[start Exercise input]
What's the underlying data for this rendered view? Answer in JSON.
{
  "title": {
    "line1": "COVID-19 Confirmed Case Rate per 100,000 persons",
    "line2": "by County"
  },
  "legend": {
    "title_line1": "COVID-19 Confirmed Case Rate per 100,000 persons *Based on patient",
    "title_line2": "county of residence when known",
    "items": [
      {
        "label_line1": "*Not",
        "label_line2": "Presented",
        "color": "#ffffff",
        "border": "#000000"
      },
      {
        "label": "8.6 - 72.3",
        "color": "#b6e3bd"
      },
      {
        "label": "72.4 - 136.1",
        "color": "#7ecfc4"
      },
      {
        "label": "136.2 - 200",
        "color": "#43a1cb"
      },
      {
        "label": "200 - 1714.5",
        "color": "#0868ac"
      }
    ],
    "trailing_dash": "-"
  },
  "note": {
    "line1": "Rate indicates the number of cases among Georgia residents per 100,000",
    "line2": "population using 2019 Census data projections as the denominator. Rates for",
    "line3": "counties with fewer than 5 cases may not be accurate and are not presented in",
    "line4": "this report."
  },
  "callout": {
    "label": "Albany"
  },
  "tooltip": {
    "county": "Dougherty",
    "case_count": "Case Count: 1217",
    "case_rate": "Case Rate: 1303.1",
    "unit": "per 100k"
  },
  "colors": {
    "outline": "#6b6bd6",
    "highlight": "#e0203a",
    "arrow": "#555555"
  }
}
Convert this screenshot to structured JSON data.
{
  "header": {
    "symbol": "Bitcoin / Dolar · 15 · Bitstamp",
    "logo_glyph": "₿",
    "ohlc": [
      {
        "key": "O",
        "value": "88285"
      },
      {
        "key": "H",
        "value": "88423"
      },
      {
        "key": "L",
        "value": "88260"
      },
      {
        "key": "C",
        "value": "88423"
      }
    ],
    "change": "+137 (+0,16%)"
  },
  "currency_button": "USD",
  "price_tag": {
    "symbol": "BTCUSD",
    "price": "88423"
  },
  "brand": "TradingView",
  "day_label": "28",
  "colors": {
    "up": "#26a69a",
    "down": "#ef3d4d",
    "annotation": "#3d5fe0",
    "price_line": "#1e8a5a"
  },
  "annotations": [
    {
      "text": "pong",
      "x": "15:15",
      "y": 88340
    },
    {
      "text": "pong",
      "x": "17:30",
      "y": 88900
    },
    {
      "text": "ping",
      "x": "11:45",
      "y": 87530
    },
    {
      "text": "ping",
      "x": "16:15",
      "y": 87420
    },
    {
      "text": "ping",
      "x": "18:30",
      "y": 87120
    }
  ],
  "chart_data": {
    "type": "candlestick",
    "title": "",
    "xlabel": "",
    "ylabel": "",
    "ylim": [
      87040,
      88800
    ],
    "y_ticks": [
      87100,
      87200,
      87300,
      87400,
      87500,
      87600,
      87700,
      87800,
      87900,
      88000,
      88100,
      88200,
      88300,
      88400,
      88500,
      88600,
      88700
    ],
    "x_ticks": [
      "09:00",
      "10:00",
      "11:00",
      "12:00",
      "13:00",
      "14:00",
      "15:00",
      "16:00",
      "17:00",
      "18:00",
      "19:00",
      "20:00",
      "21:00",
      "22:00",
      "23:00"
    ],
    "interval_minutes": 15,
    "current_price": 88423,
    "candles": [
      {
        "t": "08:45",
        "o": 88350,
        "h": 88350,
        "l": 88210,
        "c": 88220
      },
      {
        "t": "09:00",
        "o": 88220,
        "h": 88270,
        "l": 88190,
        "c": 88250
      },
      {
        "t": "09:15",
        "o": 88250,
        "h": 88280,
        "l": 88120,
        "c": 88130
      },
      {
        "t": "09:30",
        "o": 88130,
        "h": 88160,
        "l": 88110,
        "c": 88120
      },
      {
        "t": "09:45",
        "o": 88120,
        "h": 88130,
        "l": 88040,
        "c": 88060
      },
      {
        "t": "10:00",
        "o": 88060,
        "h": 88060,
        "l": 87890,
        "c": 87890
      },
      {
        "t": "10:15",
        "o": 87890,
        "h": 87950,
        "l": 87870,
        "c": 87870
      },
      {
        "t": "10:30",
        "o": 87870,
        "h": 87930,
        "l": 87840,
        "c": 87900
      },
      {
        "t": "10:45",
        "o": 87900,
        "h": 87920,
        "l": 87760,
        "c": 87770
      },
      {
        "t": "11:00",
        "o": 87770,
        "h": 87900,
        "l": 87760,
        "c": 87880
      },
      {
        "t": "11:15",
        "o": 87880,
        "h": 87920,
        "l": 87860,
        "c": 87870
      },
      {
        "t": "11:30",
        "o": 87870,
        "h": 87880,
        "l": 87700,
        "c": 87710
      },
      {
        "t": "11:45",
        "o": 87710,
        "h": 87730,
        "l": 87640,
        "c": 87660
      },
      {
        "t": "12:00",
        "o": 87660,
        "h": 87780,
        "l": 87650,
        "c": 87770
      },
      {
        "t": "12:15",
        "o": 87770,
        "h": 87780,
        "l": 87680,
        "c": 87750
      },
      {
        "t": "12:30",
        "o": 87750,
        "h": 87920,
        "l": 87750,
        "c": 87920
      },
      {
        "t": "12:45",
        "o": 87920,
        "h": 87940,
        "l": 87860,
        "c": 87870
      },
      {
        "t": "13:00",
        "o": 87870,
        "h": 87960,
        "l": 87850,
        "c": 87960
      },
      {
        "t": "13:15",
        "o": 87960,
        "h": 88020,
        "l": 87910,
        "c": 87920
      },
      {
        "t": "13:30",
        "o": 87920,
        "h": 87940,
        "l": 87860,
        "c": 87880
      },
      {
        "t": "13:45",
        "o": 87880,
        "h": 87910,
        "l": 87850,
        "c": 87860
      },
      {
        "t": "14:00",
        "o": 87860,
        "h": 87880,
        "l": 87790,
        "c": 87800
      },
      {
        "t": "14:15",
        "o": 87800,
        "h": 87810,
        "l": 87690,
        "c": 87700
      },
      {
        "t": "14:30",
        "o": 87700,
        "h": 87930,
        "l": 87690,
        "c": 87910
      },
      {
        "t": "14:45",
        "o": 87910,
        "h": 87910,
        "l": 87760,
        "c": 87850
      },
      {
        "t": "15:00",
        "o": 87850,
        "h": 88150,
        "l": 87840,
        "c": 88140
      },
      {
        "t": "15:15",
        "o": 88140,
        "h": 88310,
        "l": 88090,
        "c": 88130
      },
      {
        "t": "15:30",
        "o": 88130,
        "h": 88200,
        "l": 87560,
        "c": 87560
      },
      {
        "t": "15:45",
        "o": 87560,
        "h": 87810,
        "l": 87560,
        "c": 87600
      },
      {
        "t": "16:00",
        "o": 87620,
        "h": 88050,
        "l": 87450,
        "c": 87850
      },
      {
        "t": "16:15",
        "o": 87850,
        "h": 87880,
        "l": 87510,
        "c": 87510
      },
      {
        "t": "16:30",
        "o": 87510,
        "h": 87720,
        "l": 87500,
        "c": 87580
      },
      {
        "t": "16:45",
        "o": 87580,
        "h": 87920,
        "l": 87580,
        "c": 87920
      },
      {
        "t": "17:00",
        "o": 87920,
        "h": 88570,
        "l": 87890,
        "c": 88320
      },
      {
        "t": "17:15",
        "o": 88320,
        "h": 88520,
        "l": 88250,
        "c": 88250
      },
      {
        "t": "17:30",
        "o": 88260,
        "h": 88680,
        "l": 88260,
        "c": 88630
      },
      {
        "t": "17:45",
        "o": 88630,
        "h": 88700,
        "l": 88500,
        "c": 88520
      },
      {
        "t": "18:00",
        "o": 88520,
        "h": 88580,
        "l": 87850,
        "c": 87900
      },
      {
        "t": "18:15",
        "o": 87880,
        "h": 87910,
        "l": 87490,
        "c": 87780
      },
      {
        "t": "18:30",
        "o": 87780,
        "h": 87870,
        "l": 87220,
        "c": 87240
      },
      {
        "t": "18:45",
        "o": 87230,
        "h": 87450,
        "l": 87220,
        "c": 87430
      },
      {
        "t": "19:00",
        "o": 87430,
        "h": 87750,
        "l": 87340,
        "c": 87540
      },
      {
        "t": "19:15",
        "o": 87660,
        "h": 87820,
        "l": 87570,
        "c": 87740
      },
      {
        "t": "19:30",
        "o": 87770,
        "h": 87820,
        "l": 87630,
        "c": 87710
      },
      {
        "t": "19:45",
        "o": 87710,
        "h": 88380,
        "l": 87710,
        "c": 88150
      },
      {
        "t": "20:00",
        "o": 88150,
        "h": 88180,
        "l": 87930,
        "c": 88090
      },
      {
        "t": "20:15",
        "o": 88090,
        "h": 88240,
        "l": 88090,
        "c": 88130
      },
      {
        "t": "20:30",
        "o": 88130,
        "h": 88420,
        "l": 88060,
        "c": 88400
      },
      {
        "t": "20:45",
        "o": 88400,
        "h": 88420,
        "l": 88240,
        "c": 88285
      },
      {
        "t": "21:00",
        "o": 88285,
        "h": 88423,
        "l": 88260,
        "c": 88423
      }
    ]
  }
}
[end Exercise input]
*Written task:* Extract all lines from the material above that include the word "Confirmed".

*Exercise answer:*
    "line1": "COVID-19 Confirmed Case Rate per 100,000 persons",
    "title_line1": "COVID-19 Confirmed Case Rate per 100,000 persons *Based on patient",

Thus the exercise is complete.